**DATASET**
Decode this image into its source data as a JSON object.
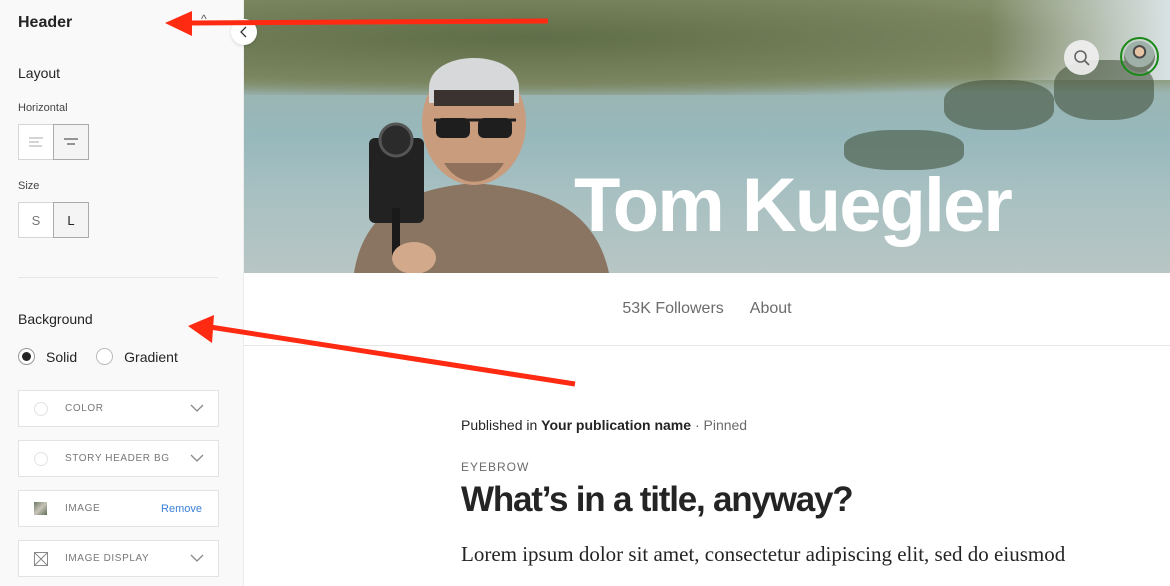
{
  "sidebar": {
    "title": "Header",
    "collapse_caret": "^",
    "layout": {
      "label": "Layout",
      "horizontal_label": "Horizontal",
      "horizontal_options": [
        "align-left",
        "align-center"
      ],
      "horizontal_selected": "align-center",
      "size_label": "Size",
      "size_options": [
        "S",
        "L"
      ],
      "size_selected": "L"
    },
    "background": {
      "label": "Background",
      "type_options": [
        "Solid",
        "Gradient"
      ],
      "type_selected": "Solid",
      "fields": [
        {
          "label": "COLOR",
          "icon": "color-swatch-icon",
          "action": "chevron-down-icon"
        },
        {
          "label": "STORY HEADER BG",
          "icon": "color-swatch-icon",
          "action": "chevron-down-icon"
        },
        {
          "label": "IMAGE",
          "icon": "image-thumbnail-icon",
          "action_label": "Remove"
        },
        {
          "label": "IMAGE DISPLAY",
          "icon": "image-display-icon",
          "action": "chevron-down-icon"
        }
      ]
    }
  },
  "hero": {
    "name": "Tom Kuegler",
    "search_icon": "search-icon",
    "avatar": "profile-avatar"
  },
  "profile_nav": {
    "followers": "53K Followers",
    "about": "About"
  },
  "post": {
    "published_prefix": "Published in",
    "publication": "Your publication name",
    "separator": "·",
    "status": "Pinned",
    "eyebrow": "EYEBROW",
    "title": "What’s in a title, anyway?",
    "excerpt": "Lorem ipsum dolor sit amet, consectetur adipiscing elit, sed do eiusmod"
  },
  "colors": {
    "annotation_arrow": "#ff2a12",
    "link_blue": "#3b82d6",
    "avatar_ring": "#1a8917"
  }
}
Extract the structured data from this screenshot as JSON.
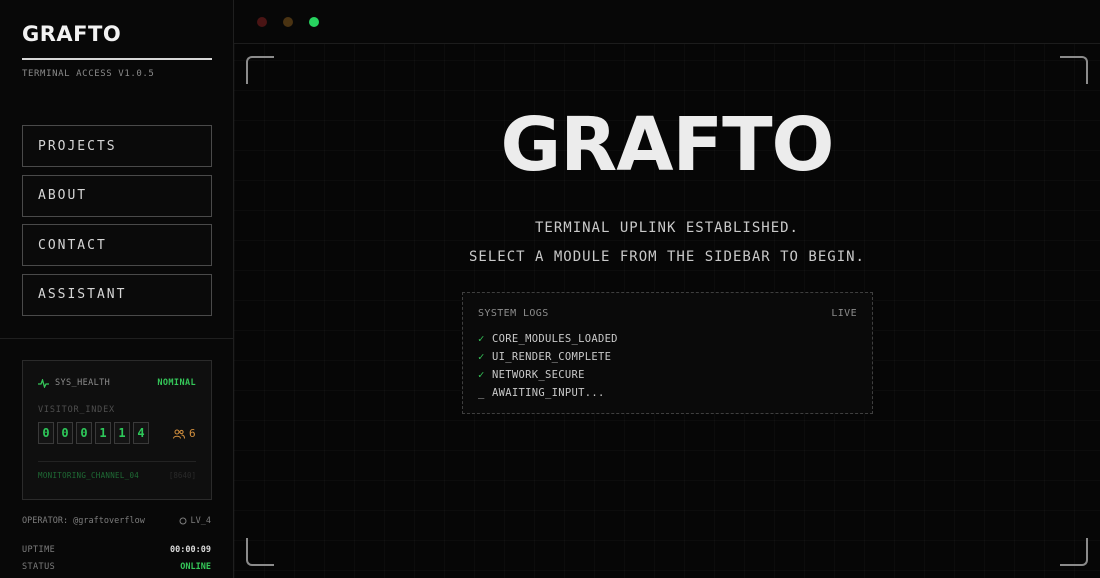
{
  "sidebar": {
    "brand": "GRAFTO",
    "version": "TERMINAL ACCESS V1.0.5",
    "nav": [
      {
        "label": "PROJECTS"
      },
      {
        "label": "ABOUT"
      },
      {
        "label": "CONTACT"
      },
      {
        "label": "ASSISTANT"
      }
    ],
    "health": {
      "label": "SYS_HEALTH",
      "status": "NOMINAL",
      "visitor_label": "VISITOR_INDEX",
      "digits": [
        "0",
        "0",
        "0",
        "1",
        "1",
        "4"
      ],
      "users": "6",
      "channel": "MONITORING_CHANNEL_04",
      "port": "[8640]"
    },
    "operator": "OPERATOR: @graftoverflow",
    "level": "LV_4",
    "uptime_label": "UPTIME",
    "uptime": "00:00:09",
    "status_label": "STATUS",
    "status": "ONLINE"
  },
  "main": {
    "title": "GRAFTO",
    "line1": "TERMINAL UPLINK ESTABLISHED.",
    "line2": "SELECT A MODULE FROM THE SIDEBAR TO BEGIN.",
    "logs": {
      "title": "SYSTEM LOGS",
      "badge": "LIVE",
      "items": [
        {
          "mark": "✓",
          "text": "CORE_MODULES_LOADED"
        },
        {
          "mark": "✓",
          "text": "UI_RENDER_COMPLETE"
        },
        {
          "mark": "✓",
          "text": "NETWORK_SECURE"
        },
        {
          "mark": "_",
          "text": "AWAITING_INPUT..."
        }
      ]
    }
  },
  "colors": {
    "accent_green": "#35c759",
    "warning_orange": "#d3903e"
  }
}
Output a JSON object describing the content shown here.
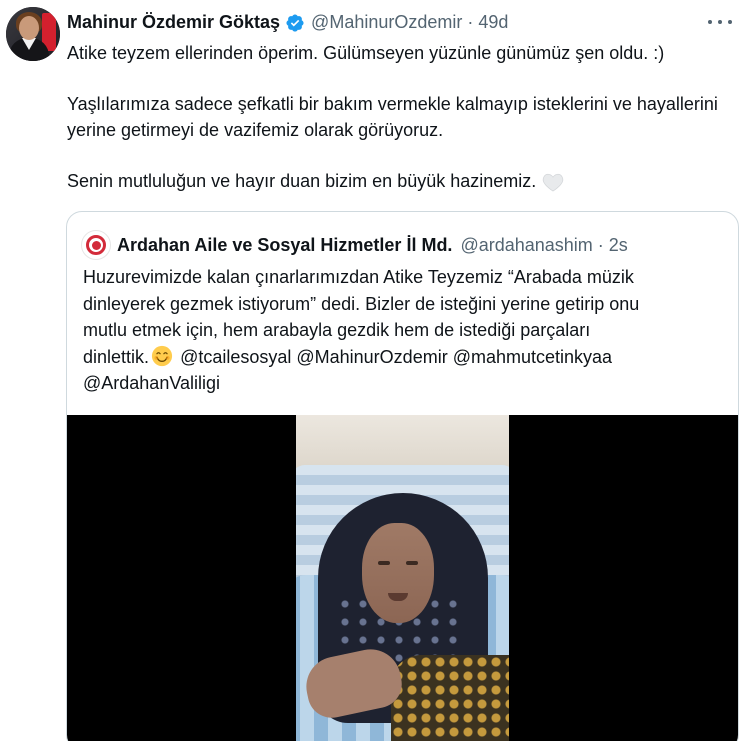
{
  "tweet": {
    "author_name": "Mahinur Özdemir Göktaş",
    "author_handle": "@MahinurOzdemir",
    "separator": "·",
    "time": "49d",
    "text_p1": "Atike teyzem ellerinden öperim. Gülümseyen yüzünle günümüz şen oldu. :)",
    "text_p2": "Yaşlılarımıza sadece şefkatli bir bakım vermekle kalmayıp isteklerini ve hayallerini yerine getirmeyi de vazifemiz olarak görüyoruz.",
    "text_p3": "Senin mutluluğun ve hayır duan bizim en büyük hazinemiz.",
    "verified_icon": "verified-badge-icon",
    "more_icon": "more-options-icon",
    "heart_icon": "white-heart-emoji"
  },
  "quoted": {
    "author_name": "Ardahan Aile ve Sosyal Hizmetler İl Md.",
    "author_handle": "@ardahanashim",
    "separator": "·",
    "time": "2s",
    "line1": "Huzurevimizde kalan çınarlarımızdan Atike Teyzemiz “Arabada müzik",
    "line2": "dinleyerek gezmek istiyorum” dedi. Bizler de isteğini yerine getirip onu",
    "line3": "mutlu etmek için, hem arabayla gezdik hem de istediği parçaları",
    "line4_a": "dinlettik.",
    "line4_b": "@tcailesosyal @MahinurOzdemir @mahmutcetinkyaa",
    "line5": "@ArdahanValiligi",
    "smiley_icon": "smiling-face-emoji"
  },
  "colors": {
    "text": "#0f1419",
    "muted": "#536471",
    "border": "#cfd9de",
    "verified": "#1d9bf0"
  }
}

**CHALLENGE**
Filter out all lines lacking the word "verified" and copy the rest.

**RESPONSE FOR THIS EXERCISE**
    "verified_icon": "verified-badge-icon",
    "verified": "#1d9bf0"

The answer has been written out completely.